# Start of PASSAGE SHOWN

Sum of all numbers divisible by 6 in a given range

Given a range L-R, find the sum of all numbers divisible by 6 in range L-R

L and R are very large.

Examples:

Input : 1 20
Output : 36 
Explanation: 6 + 12 + 18 = 36 

Input : 5 7  
Output : 6
Explanation: 6 is the only divisible number 
in range 5-7

Recommended: Please try your approach on {IDE} first, before moving on to the solution.

A naive approach is be to run a loop from L to R and sum up all the numbers divisible by 6.

An efficient approach is to sum all the numbers divisible by 6 up to R in sum, and sum all numbers divisible by 6 up to L-1. And then there subtraction will be the answer.

sum = 6 + 12 + 8 + …….(R/6)terms.
sum = 6(1 + 2 + 3……R/6 terms)

sumR = 3 * (R/6) * (R/6+1)

similarly we get

sumL as 3 * ((L-1)/6) * ((L-1/6)+1)

# End of PASSAGE SHOWN

_EXERCISE 1_
Answer these questions using the passage on summing multiples of 6.
(a) What output is shown for the input 5 7?
(b) What does the naive approach do?
(c) What formula is given for sumR?
The passage on summing multiples of 6 and the records come from unrelated sources.

# Start of PROVIDED ENTRIES

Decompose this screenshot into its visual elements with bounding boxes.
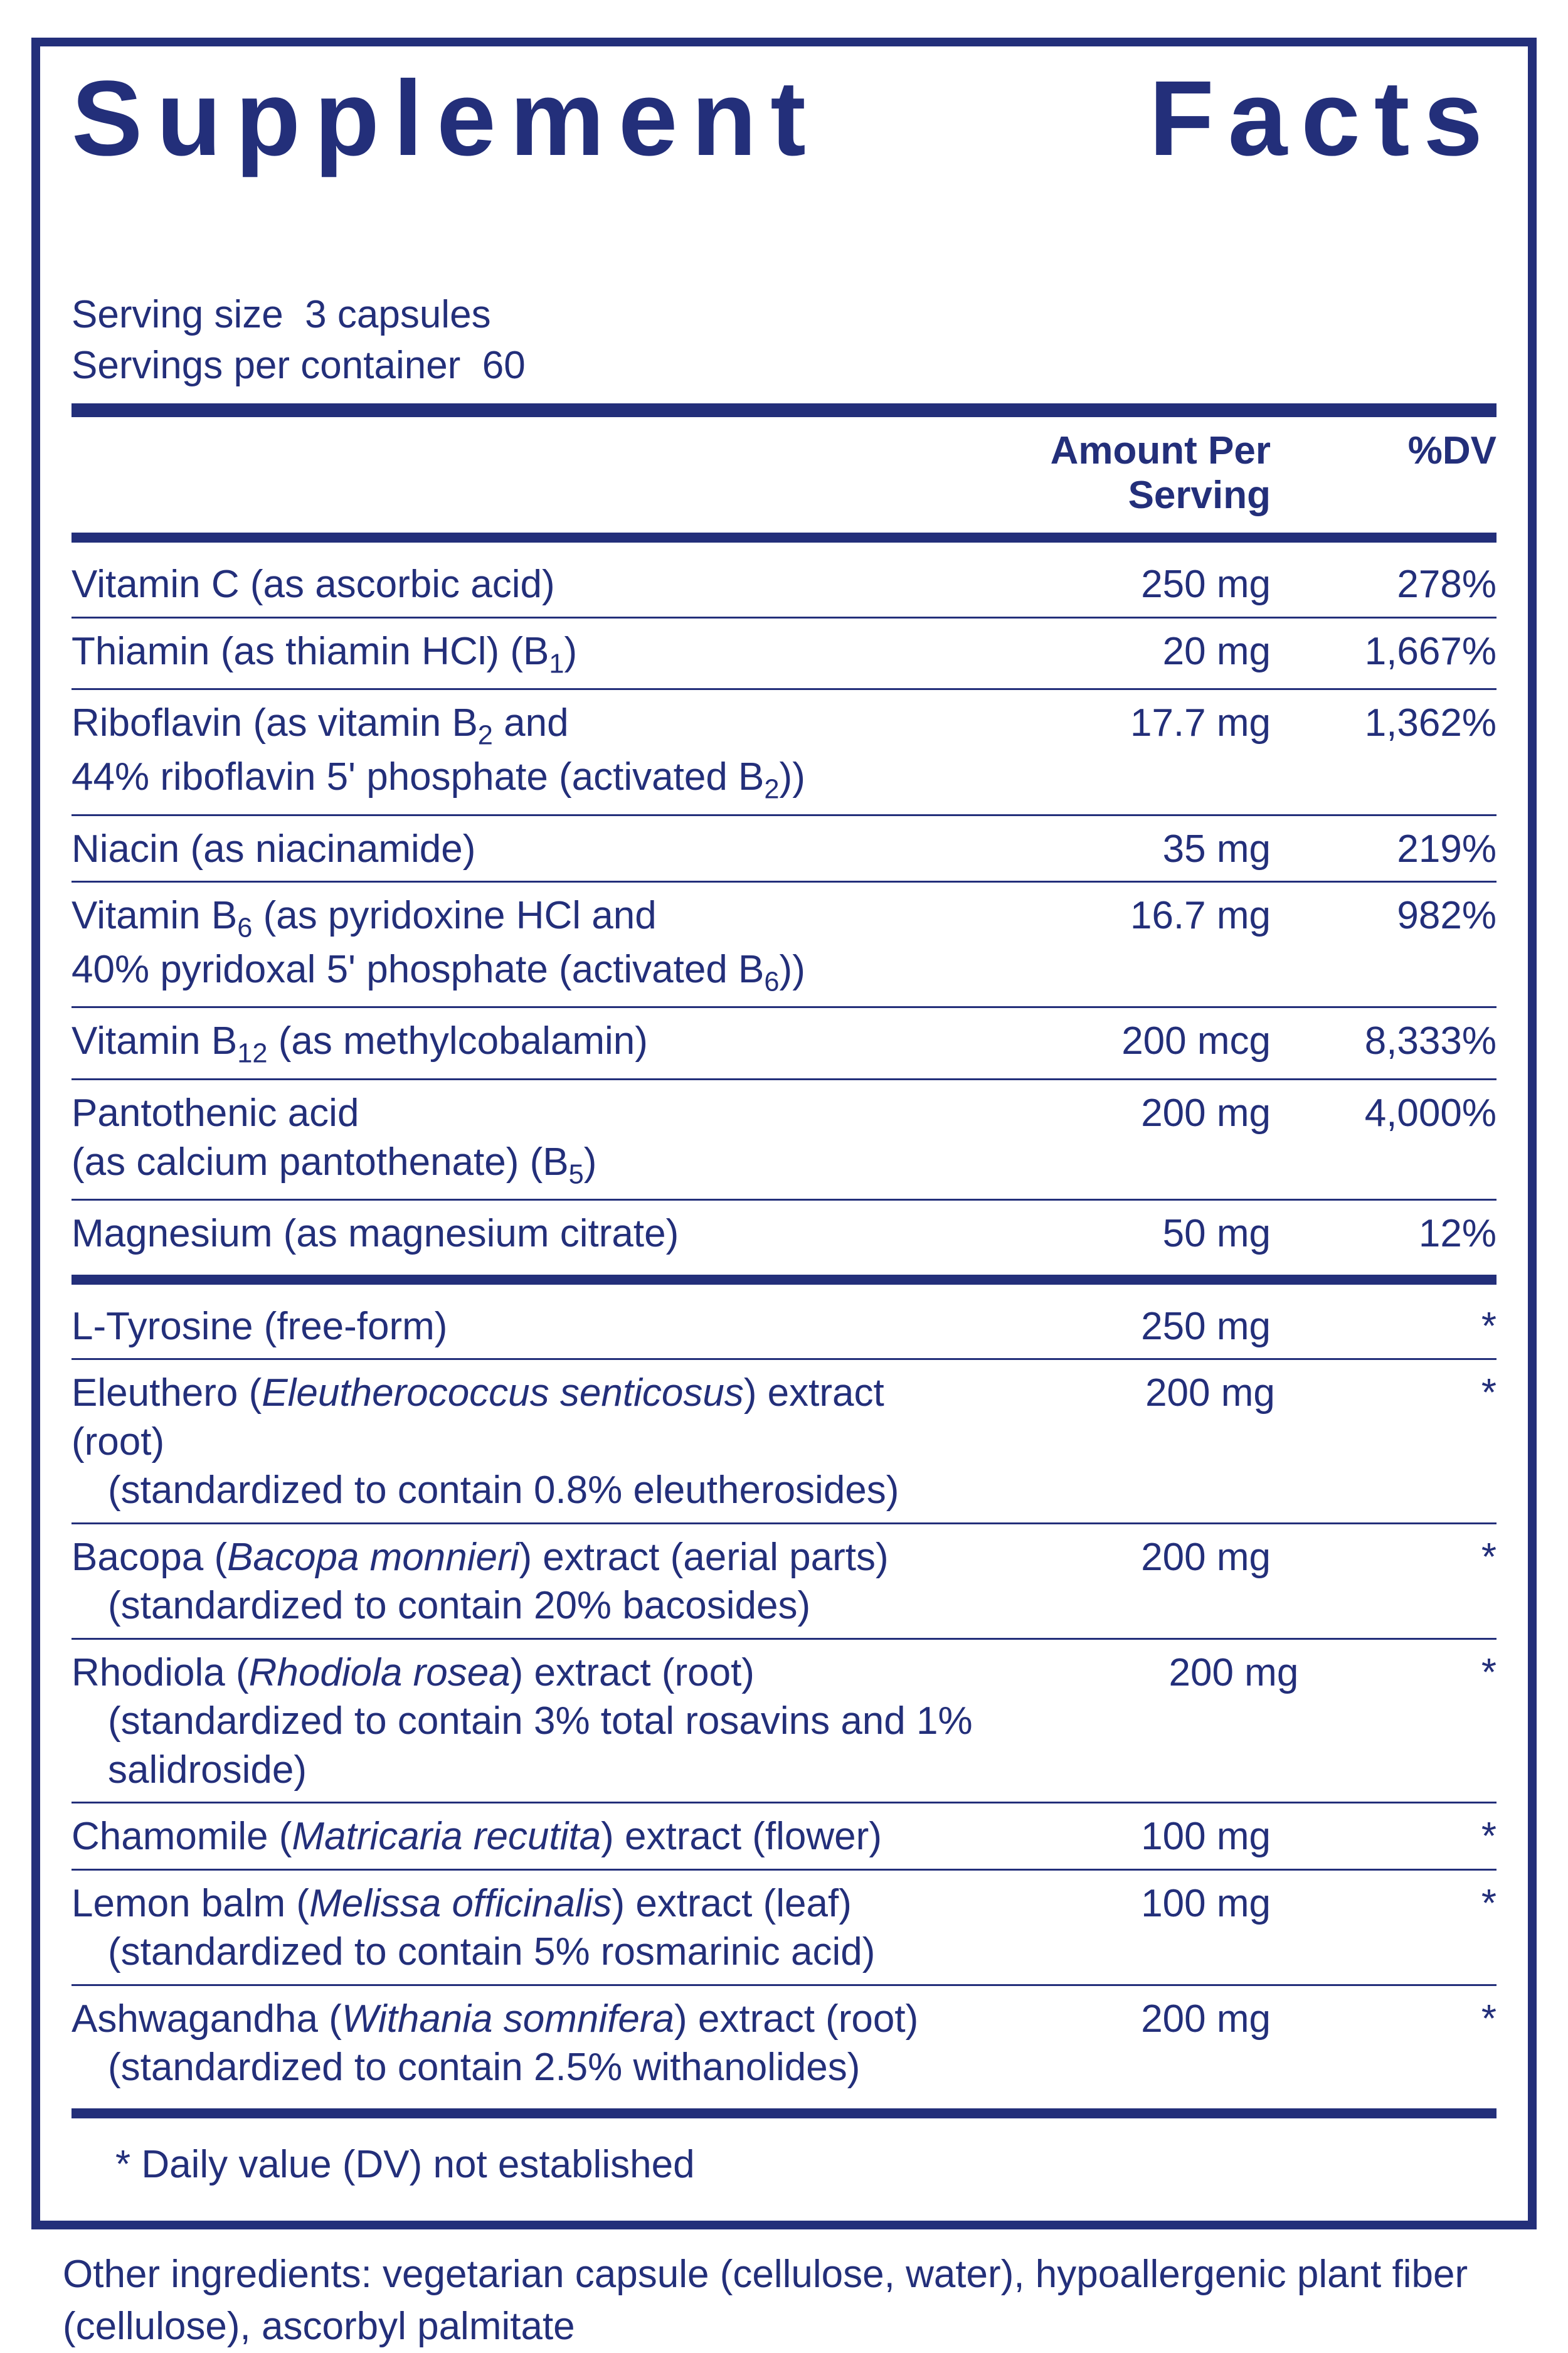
nutrient-amount: 100 mg xyxy=(957,1812,1296,1861)
nutrient-name: Thiamin (as thiamin HCl) (B1) xyxy=(72,627,957,681)
nutrient-dv: 12% xyxy=(1296,1209,1496,1258)
panel-title: Supplement Facts xyxy=(72,65,1496,279)
nutrient-dv: 1,667% xyxy=(1296,627,1496,676)
nutrient-name: Riboflavin (as vitamin B2 and44% ribofla… xyxy=(72,699,957,806)
nutrient-dv: 278% xyxy=(1296,560,1496,609)
nutrient-amount: 16.7 mg xyxy=(957,891,1296,940)
nutrient-dv: * xyxy=(1296,1995,1496,2044)
nutrient-dv: * xyxy=(1296,1879,1496,1928)
nutrient-row: Thiamin (as thiamin HCl) (B1)20 mg1,667% xyxy=(72,619,1496,689)
nutrient-dv: 8,333% xyxy=(1296,1017,1496,1066)
nutrient-amount: 200 mg xyxy=(957,1995,1296,2044)
nutrient-section-no-dv: L-Tyrosine (free-form)250 mg*Eleuthero (… xyxy=(72,1293,1496,2100)
nutrient-name: L-Tyrosine (free-form) xyxy=(72,1302,957,1351)
nutrient-amount: 200 mg xyxy=(968,1369,1300,1418)
nutrient-name: Eleuthero (Eleutherococcus senticosus) e… xyxy=(72,1369,968,1515)
nutrient-row: Pantothenic acid(as calcium pantothenate… xyxy=(72,1080,1496,1199)
nutrient-name: Magnesium (as magnesium citrate) xyxy=(72,1209,957,1258)
nutrient-row: Vitamin B6 (as pyridoxine HCl and40% pyr… xyxy=(72,883,1496,1006)
divider-thick xyxy=(72,403,1496,417)
nutrient-dv: * xyxy=(1296,1812,1496,1861)
nutrient-row: Chamomile (Matricaria recutita) extract … xyxy=(72,1803,1496,1869)
nutrient-dv: * xyxy=(1296,1533,1496,1582)
nutrient-row: Vitamin C (as ascorbic acid)250 mg278% xyxy=(72,551,1496,617)
nutrient-name: Vitamin B6 (as pyridoxine HCl and40% pyr… xyxy=(72,891,957,999)
nutrient-dv: 1,362% xyxy=(1296,699,1496,748)
nutrient-name: Pantothenic acid(as calcium pantothenate… xyxy=(72,1089,957,1191)
nutrient-row: Lemon balm (Melissa officinalis) extract… xyxy=(72,1871,1496,1984)
nutrient-dv: 982% xyxy=(1296,891,1496,940)
header-dv: %DV xyxy=(1296,428,1496,518)
nutrient-row: Bacopa (Bacopa monnieri) extract (aerial… xyxy=(72,1524,1496,1638)
nutrient-row: Riboflavin (as vitamin B2 and44% ribofla… xyxy=(72,690,1496,814)
nutrient-name: Vitamin B12 (as methylcobalamin) xyxy=(72,1017,957,1071)
serving-size-label: Serving size xyxy=(72,293,283,336)
dv-footnote: * Daily value (DV) not established xyxy=(72,2127,1496,2202)
nutrient-amount: 20 mg xyxy=(957,627,1296,676)
nutrient-name: Vitamin C (as ascorbic acid) xyxy=(72,560,957,609)
column-header-row: Amount Per Serving %DV xyxy=(72,423,1496,524)
nutrient-amount: 250 mg xyxy=(957,1302,1296,1351)
nutrient-amount: 200 mg xyxy=(957,1089,1296,1138)
supplement-facts-panel: Supplement Facts Serving size 3 capsules… xyxy=(31,38,1537,2229)
nutrient-dv: 4,000% xyxy=(1296,1089,1496,1138)
serving-info: Serving size 3 capsules Servings per con… xyxy=(72,290,1496,391)
divider-med xyxy=(72,1275,1496,1285)
nutrient-section-with-dv: Vitamin C (as ascorbic acid)250 mg278%Th… xyxy=(72,551,1496,1265)
other-ingredients: Other ingredients: vegetarian capsule (c… xyxy=(31,2248,1537,2353)
nutrient-dv: 219% xyxy=(1296,825,1496,874)
nutrient-name: Niacin (as niacinamide) xyxy=(72,825,957,874)
nutrient-row: Niacin (as niacinamide)35 mg219% xyxy=(72,816,1496,881)
nutrient-row: Ashwagandha (Withania somnifera) extract… xyxy=(72,1986,1496,2100)
nutrient-row: Vitamin B12 (as methylcobalamin)200 mcg8… xyxy=(72,1008,1496,1078)
nutrient-name: Ashwagandha (Withania somnifera) extract… xyxy=(72,1995,957,2092)
serving-size-value: 3 capsules xyxy=(305,293,490,336)
nutrient-name: Rhodiola (Rhodiola rosea) extract (root)… xyxy=(72,1649,1029,1795)
servings-per-container-label: Servings per container xyxy=(72,344,460,387)
nutrient-amount: 250 mg xyxy=(957,560,1296,609)
nutrient-amount: 200 mg xyxy=(957,1533,1296,1582)
servings-per-container-value: 60 xyxy=(482,344,526,387)
nutrient-amount: 35 mg xyxy=(957,825,1296,874)
nutrient-row: Rhodiola (Rhodiola rosea) extract (root)… xyxy=(72,1640,1496,1802)
nutrient-name: Bacopa (Bacopa monnieri) extract (aerial… xyxy=(72,1533,957,1630)
nutrient-amount: 100 mg xyxy=(957,1879,1296,1928)
nutrient-row: Eleuthero (Eleutherococcus senticosus) e… xyxy=(72,1360,1496,1522)
nutrient-amount: 200 mcg xyxy=(957,1017,1296,1066)
nutrient-row: L-Tyrosine (free-form)250 mg* xyxy=(72,1293,1496,1359)
nutrient-amount: 200 mg xyxy=(1029,1649,1324,1697)
divider-med xyxy=(72,2108,1496,2118)
nutrient-row: Magnesium (as magnesium citrate)50 mg12% xyxy=(72,1201,1496,1266)
divider-med xyxy=(72,533,1496,543)
nutrient-dv: * xyxy=(1296,1302,1496,1351)
nutrient-dv: * xyxy=(1323,1649,1496,1697)
nutrient-amount: 17.7 mg xyxy=(957,699,1296,748)
nutrient-dv: * xyxy=(1300,1369,1496,1418)
nutrient-name: Lemon balm (Melissa officinalis) extract… xyxy=(72,1879,957,1977)
header-amount: Amount Per Serving xyxy=(957,428,1296,518)
nutrient-name: Chamomile (Matricaria recutita) extract … xyxy=(72,1812,957,1861)
nutrient-amount: 50 mg xyxy=(957,1209,1296,1258)
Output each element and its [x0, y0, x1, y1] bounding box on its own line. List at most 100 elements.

# End of PROVIDED ENTRIES

_EXERCISE 2_
Rewrite the lines of the records from the one containing "nutrient-amount: 100 mg xyxy=(957,1812,1296,1861)" through the one containing "nutrient-name: Riboflavin (as", inclusive, as a JSON list of strings with one string per line.

_EXERCISE ANSWER 1_
(a) 6
(b) It runs a loop from L to R and sums up all the numbers divisible by 6.
(c) sumR = 3 * (R/6) * (R/6+1)

_EXERCISE ANSWER 2_
[
  "nutrient-amount: 100 mg xyxy=(957,1812,1296,1861)",
  "nutrient-name: Thiamin (as thiamin HCl) (B1) xyxy=(72,627,957,681)",
  "nutrient-dv: 12% xyxy=(1296,1209,1496,1258)",
  "panel-title: Supplement Facts xyxy=(72,65,1496,279)",
  "nutrient-dv: 1,667% xyxy=(1296,627,1496,676)",
  "nutrient-name: Riboflavin (as vitamin B2 and44% ribofla… xyxy=(72,699,957,806)"
]